» The request
Reproduce the entries in full, with no changes.

» Supplied material
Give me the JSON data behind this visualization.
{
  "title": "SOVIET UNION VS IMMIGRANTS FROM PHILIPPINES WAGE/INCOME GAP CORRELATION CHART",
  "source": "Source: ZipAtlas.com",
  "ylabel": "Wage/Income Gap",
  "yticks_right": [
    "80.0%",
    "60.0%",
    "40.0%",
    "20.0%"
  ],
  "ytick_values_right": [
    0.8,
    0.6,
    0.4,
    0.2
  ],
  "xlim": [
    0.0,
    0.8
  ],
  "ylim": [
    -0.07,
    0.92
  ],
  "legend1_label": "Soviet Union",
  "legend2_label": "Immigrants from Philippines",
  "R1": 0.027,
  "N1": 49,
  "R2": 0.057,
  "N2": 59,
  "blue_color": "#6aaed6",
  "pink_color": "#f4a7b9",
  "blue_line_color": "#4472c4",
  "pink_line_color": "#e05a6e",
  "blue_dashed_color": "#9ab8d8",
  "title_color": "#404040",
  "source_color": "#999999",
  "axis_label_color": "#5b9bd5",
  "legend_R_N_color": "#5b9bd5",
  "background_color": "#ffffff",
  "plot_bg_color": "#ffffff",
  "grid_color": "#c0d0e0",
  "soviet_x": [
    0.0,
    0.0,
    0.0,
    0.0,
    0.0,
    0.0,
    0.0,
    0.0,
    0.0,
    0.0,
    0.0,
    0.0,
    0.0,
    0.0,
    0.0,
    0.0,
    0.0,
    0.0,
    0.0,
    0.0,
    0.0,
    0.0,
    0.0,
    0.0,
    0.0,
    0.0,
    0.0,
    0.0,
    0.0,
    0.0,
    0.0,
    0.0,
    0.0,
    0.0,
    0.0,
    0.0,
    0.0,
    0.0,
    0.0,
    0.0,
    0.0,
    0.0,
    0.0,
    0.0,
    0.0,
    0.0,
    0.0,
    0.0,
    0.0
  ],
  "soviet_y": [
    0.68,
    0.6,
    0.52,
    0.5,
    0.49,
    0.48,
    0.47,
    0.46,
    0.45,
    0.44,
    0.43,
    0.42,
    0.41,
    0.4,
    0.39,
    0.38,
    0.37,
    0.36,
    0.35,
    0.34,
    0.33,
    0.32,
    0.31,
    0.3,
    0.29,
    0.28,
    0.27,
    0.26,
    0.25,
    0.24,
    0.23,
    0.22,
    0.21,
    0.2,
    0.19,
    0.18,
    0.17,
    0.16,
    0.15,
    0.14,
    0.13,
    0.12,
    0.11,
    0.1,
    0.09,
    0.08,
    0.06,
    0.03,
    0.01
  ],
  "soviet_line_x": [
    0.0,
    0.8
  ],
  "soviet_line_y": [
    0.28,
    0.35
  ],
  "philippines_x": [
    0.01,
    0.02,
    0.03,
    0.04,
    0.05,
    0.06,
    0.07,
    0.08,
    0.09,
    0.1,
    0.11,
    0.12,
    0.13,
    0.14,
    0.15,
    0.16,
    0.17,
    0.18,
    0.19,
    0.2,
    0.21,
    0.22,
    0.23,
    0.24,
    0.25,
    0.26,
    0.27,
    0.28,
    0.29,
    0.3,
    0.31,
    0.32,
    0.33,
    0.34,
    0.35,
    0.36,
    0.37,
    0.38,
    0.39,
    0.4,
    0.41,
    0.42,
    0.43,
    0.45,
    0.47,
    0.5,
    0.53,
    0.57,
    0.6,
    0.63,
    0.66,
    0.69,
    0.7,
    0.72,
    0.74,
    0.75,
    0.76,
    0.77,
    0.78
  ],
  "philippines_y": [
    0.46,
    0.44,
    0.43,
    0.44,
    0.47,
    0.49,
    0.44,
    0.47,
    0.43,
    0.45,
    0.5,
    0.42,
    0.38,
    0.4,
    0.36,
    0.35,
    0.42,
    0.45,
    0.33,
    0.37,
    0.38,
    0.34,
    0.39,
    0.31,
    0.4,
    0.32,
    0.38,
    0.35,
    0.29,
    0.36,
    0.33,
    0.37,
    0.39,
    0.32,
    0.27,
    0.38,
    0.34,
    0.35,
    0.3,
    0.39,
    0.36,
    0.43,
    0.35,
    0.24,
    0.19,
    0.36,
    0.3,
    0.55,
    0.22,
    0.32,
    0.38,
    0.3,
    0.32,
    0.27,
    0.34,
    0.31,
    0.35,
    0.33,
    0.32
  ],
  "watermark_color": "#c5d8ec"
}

» Reply to the task
Give me the JSON data behind this visualization.
{
  "title": "SOVIET UNION VS IMMIGRANTS FROM PHILIPPINES WAGE/INCOME GAP CORRELATION CHART",
  "source": "Source: ZipAtlas.com",
  "ylabel": "Wage/Income Gap",
  "yticks_right": [
    "80.0%",
    "60.0%",
    "40.0%",
    "20.0%"
  ],
  "ytick_values_right": [
    0.8,
    0.6,
    0.4,
    0.2
  ],
  "xlim": [
    0.0,
    0.8
  ],
  "ylim": [
    -0.07,
    0.92
  ],
  "legend1_label": "Soviet Union",
  "legend2_label": "Immigrants from Philippines",
  "R1": 0.027,
  "N1": 49,
  "R2": 0.057,
  "N2": 59,
  "blue_color": "#6aaed6",
  "pink_color": "#f4a7b9",
  "blue_line_color": "#4472c4",
  "pink_line_color": "#e05a6e",
  "blue_dashed_color": "#9ab8d8",
  "title_color": "#404040",
  "source_color": "#999999",
  "axis_label_color": "#5b9bd5",
  "legend_R_N_color": "#5b9bd5",
  "background_color": "#ffffff",
  "plot_bg_color": "#ffffff",
  "grid_color": "#c0d0e0",
  "soviet_x": [
    0.0,
    0.0,
    0.0,
    0.0,
    0.0,
    0.0,
    0.0,
    0.0,
    0.0,
    0.0,
    0.0,
    0.0,
    0.0,
    0.0,
    0.0,
    0.0,
    0.0,
    0.0,
    0.0,
    0.0,
    0.0,
    0.0,
    0.0,
    0.0,
    0.0,
    0.0,
    0.0,
    0.0,
    0.0,
    0.0,
    0.0,
    0.0,
    0.0,
    0.0,
    0.0,
    0.0,
    0.0,
    0.0,
    0.0,
    0.0,
    0.0,
    0.0,
    0.0,
    0.0,
    0.0,
    0.0,
    0.0,
    0.0,
    0.0
  ],
  "soviet_y": [
    0.68,
    0.6,
    0.52,
    0.5,
    0.49,
    0.48,
    0.47,
    0.46,
    0.45,
    0.44,
    0.43,
    0.42,
    0.41,
    0.4,
    0.39,
    0.38,
    0.37,
    0.36,
    0.35,
    0.34,
    0.33,
    0.32,
    0.31,
    0.3,
    0.29,
    0.28,
    0.27,
    0.26,
    0.25,
    0.24,
    0.23,
    0.22,
    0.21,
    0.2,
    0.19,
    0.18,
    0.17,
    0.16,
    0.15,
    0.14,
    0.13,
    0.12,
    0.11,
    0.1,
    0.09,
    0.08,
    0.06,
    0.03,
    0.01
  ],
  "soviet_line_x": [
    0.0,
    0.8
  ],
  "soviet_line_y": [
    0.28,
    0.35
  ],
  "philippines_x": [
    0.01,
    0.02,
    0.03,
    0.04,
    0.05,
    0.06,
    0.07,
    0.08,
    0.09,
    0.1,
    0.11,
    0.12,
    0.13,
    0.14,
    0.15,
    0.16,
    0.17,
    0.18,
    0.19,
    0.2,
    0.21,
    0.22,
    0.23,
    0.24,
    0.25,
    0.26,
    0.27,
    0.28,
    0.29,
    0.3,
    0.31,
    0.32,
    0.33,
    0.34,
    0.35,
    0.36,
    0.37,
    0.38,
    0.39,
    0.4,
    0.41,
    0.42,
    0.43,
    0.45,
    0.47,
    0.5,
    0.53,
    0.57,
    0.6,
    0.63,
    0.66,
    0.69,
    0.7,
    0.72,
    0.74,
    0.75,
    0.76,
    0.77,
    0.78
  ],
  "philippines_y": [
    0.46,
    0.44,
    0.43,
    0.44,
    0.47,
    0.49,
    0.44,
    0.47,
    0.43,
    0.45,
    0.5,
    0.42,
    0.38,
    0.4,
    0.36,
    0.35,
    0.42,
    0.45,
    0.33,
    0.37,
    0.38,
    0.34,
    0.39,
    0.31,
    0.4,
    0.32,
    0.38,
    0.35,
    0.29,
    0.36,
    0.33,
    0.37,
    0.39,
    0.32,
    0.27,
    0.38,
    0.34,
    0.35,
    0.3,
    0.39,
    0.36,
    0.43,
    0.35,
    0.24,
    0.19,
    0.36,
    0.3,
    0.55,
    0.22,
    0.32,
    0.38,
    0.3,
    0.32,
    0.27,
    0.34,
    0.31,
    0.35,
    0.33,
    0.32
  ],
  "watermark_color": "#c5d8ec"
}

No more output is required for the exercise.